** begin Extracted information **
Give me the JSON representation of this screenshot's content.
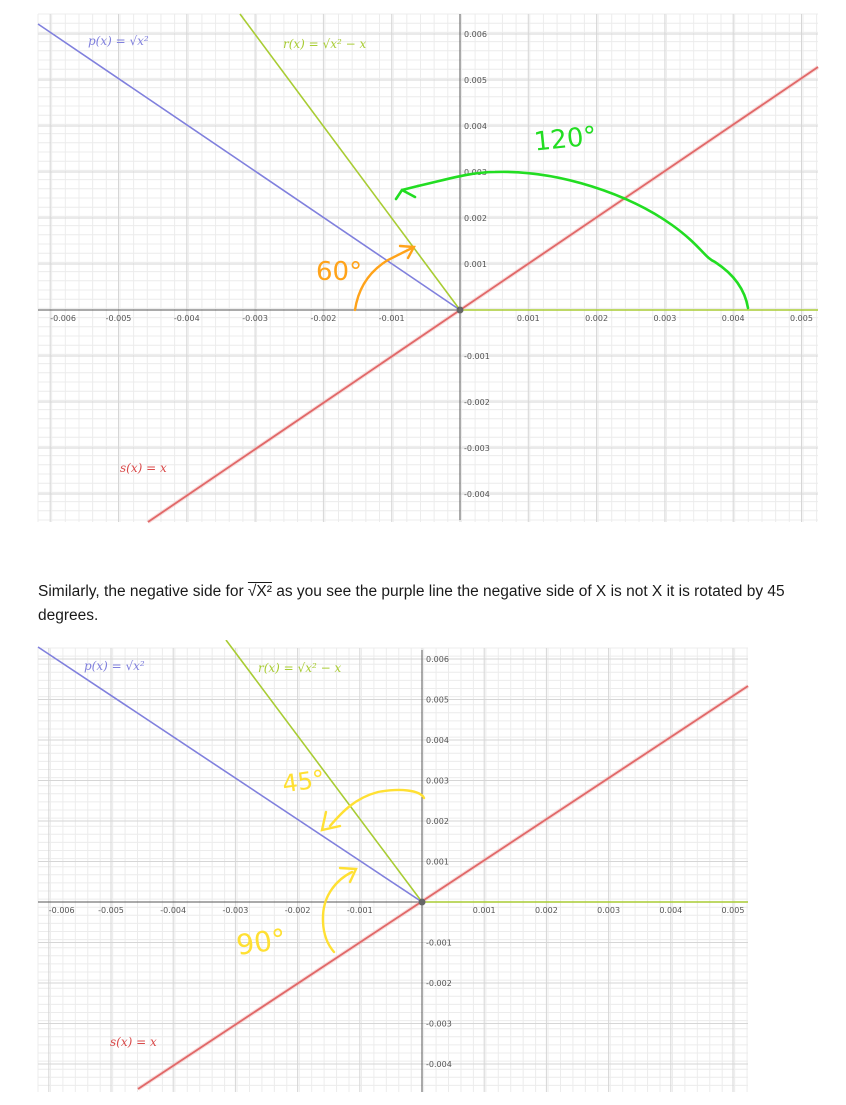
{
  "graphs": [
    {
      "x_ticks": [
        "-0.006",
        "-0.005",
        "-0.004",
        "-0.003",
        "-0.002",
        "-0.001",
        "0.001",
        "0.002",
        "0.003",
        "0.004",
        "0.005"
      ],
      "y_ticks": [
        "0.006",
        "0.005",
        "0.004",
        "0.003",
        "0.002",
        "0.001",
        "-0.001",
        "-0.002",
        "-0.003",
        "-0.004"
      ],
      "labels": {
        "p": "p(x)  =  √x²",
        "r": "r(x)  =  √x² − x",
        "s": "s(x)  =  x"
      },
      "annotations": [
        {
          "text": "120°",
          "color": "#22dd22"
        },
        {
          "text": "60°",
          "color": "#ffa31a"
        }
      ]
    },
    {
      "x_ticks": [
        "-0.006",
        "-0.005",
        "-0.004",
        "-0.003",
        "-0.002",
        "-0.001",
        "0.001",
        "0.002",
        "0.003",
        "0.004",
        "0.005"
      ],
      "y_ticks": [
        "0.006",
        "0.005",
        "0.004",
        "0.003",
        "0.002",
        "0.001",
        "-0.001",
        "-0.002",
        "-0.003",
        "-0.004"
      ],
      "labels": {
        "p": "p(x)  =  √x²",
        "r": "r(x)  =  √x² − x",
        "s": "s(x)  =  x"
      },
      "annotations": [
        {
          "text": "45°",
          "color": "#ffe033"
        },
        {
          "text": "90°",
          "color": "#ffe033"
        }
      ]
    }
  ],
  "colors": {
    "p_line": "#8080dd",
    "r_line": "#a8cc33",
    "s_line": "#d94a4a",
    "green": "#22dd22",
    "orange": "#ffa31a",
    "yellow": "#ffe033"
  },
  "paragraph": {
    "before": "Similarly, the negative side for ",
    "radical": "√X²",
    "after": " as you see the purple line the negative side of X is not X it is rotated by 45 degrees."
  }
}
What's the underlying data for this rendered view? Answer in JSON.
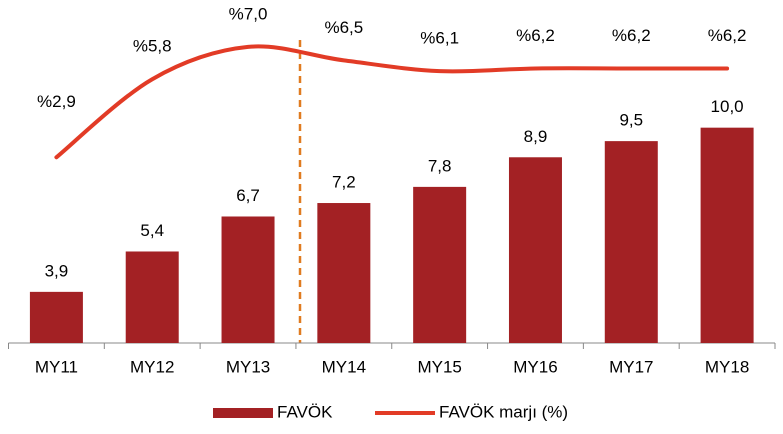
{
  "chart_data": {
    "type": "bar",
    "categories": [
      "MY11",
      "MY12",
      "MY13",
      "MY14",
      "MY15",
      "MY16",
      "MY17",
      "MY18"
    ],
    "series": [
      {
        "name": "FAVÖK",
        "type": "bar",
        "color": "#a32124",
        "values": [
          3.9,
          5.4,
          6.7,
          7.2,
          7.8,
          8.9,
          9.5,
          10.0
        ],
        "value_labels": [
          "3,9",
          "5,4",
          "6,7",
          "7,2",
          "7,8",
          "8,9",
          "9,5",
          "10,0"
        ]
      },
      {
        "name": "FAVÖK marjı (%)",
        "type": "line",
        "axis": "y2",
        "color": "#e23b26",
        "values": [
          2.9,
          5.8,
          7.0,
          6.5,
          6.1,
          6.2,
          6.2,
          6.2
        ],
        "value_labels": [
          "%2,9",
          "%5,8",
          "%7,0",
          "%6,5",
          "%6,1",
          "%6,2",
          "%6,2",
          "%6,2"
        ]
      }
    ],
    "ylim": [
      2,
      14
    ],
    "y2lim": [
      -4,
      8
    ],
    "legend": "bottom"
  }
}
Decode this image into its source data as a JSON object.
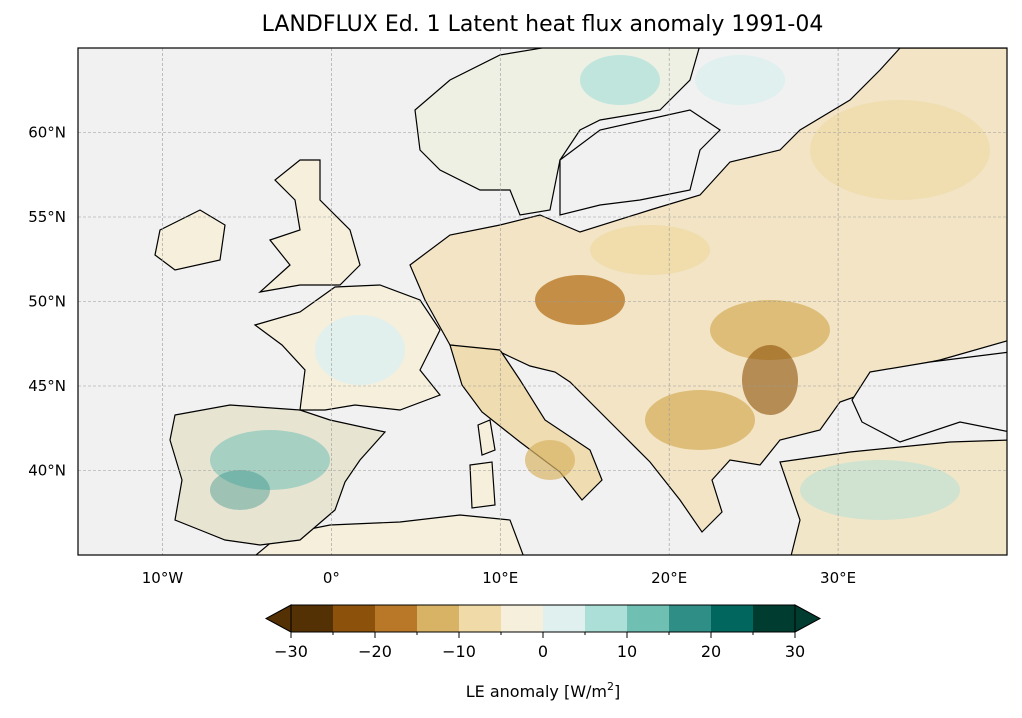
{
  "title": "LANDFLUX Ed. 1 Latent heat flux anomaly 1991-04",
  "map": {
    "lon_range": [
      -15,
      40
    ],
    "lat_range": [
      35,
      65
    ],
    "lon_ticks": [
      {
        "value": -10,
        "label": "10°W"
      },
      {
        "value": 0,
        "label": "0°"
      },
      {
        "value": 10,
        "label": "10°E"
      },
      {
        "value": 20,
        "label": "20°E"
      },
      {
        "value": 30,
        "label": "30°E"
      }
    ],
    "lat_ticks": [
      {
        "value": 40,
        "label": "40°N"
      },
      {
        "value": 45,
        "label": "45°N"
      },
      {
        "value": 50,
        "label": "50°N"
      },
      {
        "value": 55,
        "label": "55°N"
      },
      {
        "value": 60,
        "label": "60°N"
      }
    ],
    "sea_color": "#f1f1f1"
  },
  "colorbar": {
    "label": "LE anomaly [W/m",
    "label_sup": "2",
    "label_end": "]",
    "bounds": [
      -30,
      30
    ],
    "step": 5,
    "ticks": [
      {
        "value": -30,
        "label": "−30"
      },
      {
        "value": -20,
        "label": "−20"
      },
      {
        "value": -10,
        "label": "−10"
      },
      {
        "value": 0,
        "label": "0"
      },
      {
        "value": 10,
        "label": "10"
      },
      {
        "value": 20,
        "label": "20"
      },
      {
        "value": 30,
        "label": "30"
      }
    ],
    "colors": [
      "#543005",
      "#8c510a",
      "#b87828",
      "#d8b365",
      "#f0dba8",
      "#f5efdc",
      "#e0f0ee",
      "#acdfd8",
      "#6fc0b3",
      "#2f8f87",
      "#01665e",
      "#003c30"
    ]
  }
}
** end Extracted information **
### Work to do
Identify each line holding the string "JSON", and copy it out.

### Reply to the task
Give me the JSON representation of this screenshot's content.
What's the underlying data for this rendered view? Answer in JSON.
Decode this image into its source data as a JSON object.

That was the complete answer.